### RAW RECORDS
(begin)
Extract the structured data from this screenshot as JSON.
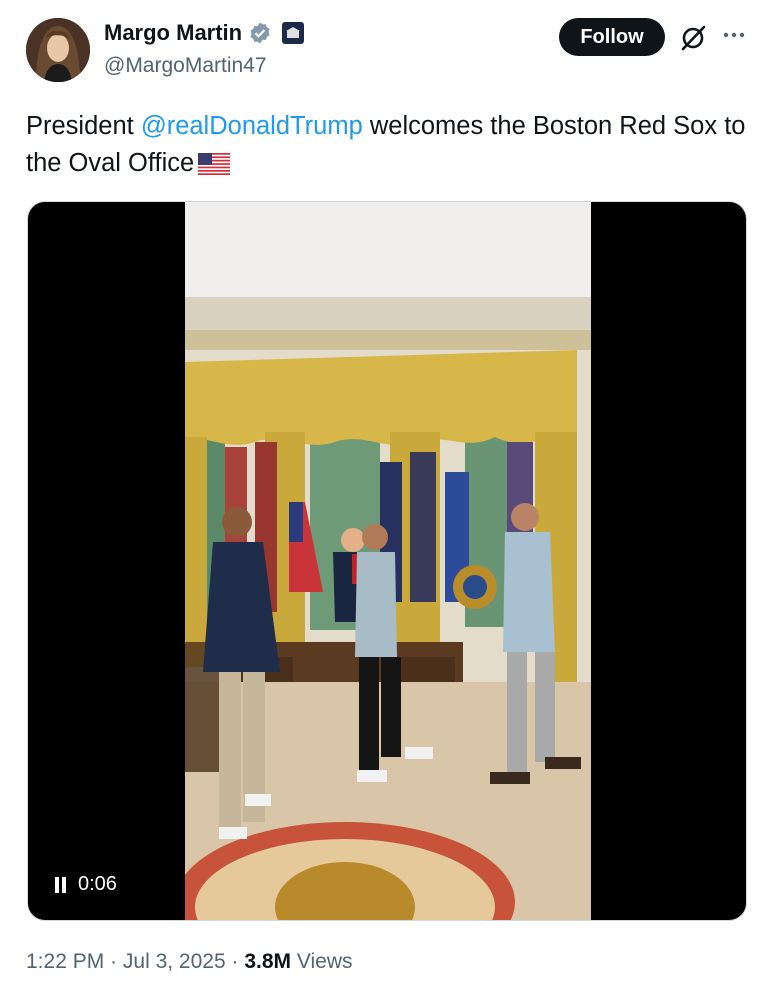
{
  "author": {
    "display_name": "Margo Martin",
    "handle": "@MargoMartin47",
    "avatar": "avatar-photo",
    "verified_icon": "verified-badge-icon",
    "affiliation_icon": "white-house-badge-icon"
  },
  "actions": {
    "follow_label": "Follow",
    "grok_icon": "grok-icon",
    "more_icon": "more-options-icon"
  },
  "tweet": {
    "text_prefix": "President ",
    "mention": "@realDonaldTrump",
    "text_suffix": " welcomes the Boston Red Sox to the Oval Office",
    "emoji": "us-flag-emoji"
  },
  "video": {
    "play_state_icon": "pause-icon",
    "elapsed": "0:06"
  },
  "meta": {
    "time": "1:22 PM",
    "date": "Jul 3, 2025",
    "views_count": "3.8M",
    "views_label": "Views",
    "separator": " · "
  },
  "colors": {
    "text": "#0f1419",
    "secondary": "#536471",
    "link": "#1d9bf0",
    "verified": "#829aab",
    "button": "#0f1419"
  }
}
(end)
### EXERCISE BRIEF
Identify all lines where the word "badge" shows up. Copy them.

### EXERCISE RESULT
    "verified_icon": "verified-badge-icon",
    "affiliation_icon": "white-house-badge-icon"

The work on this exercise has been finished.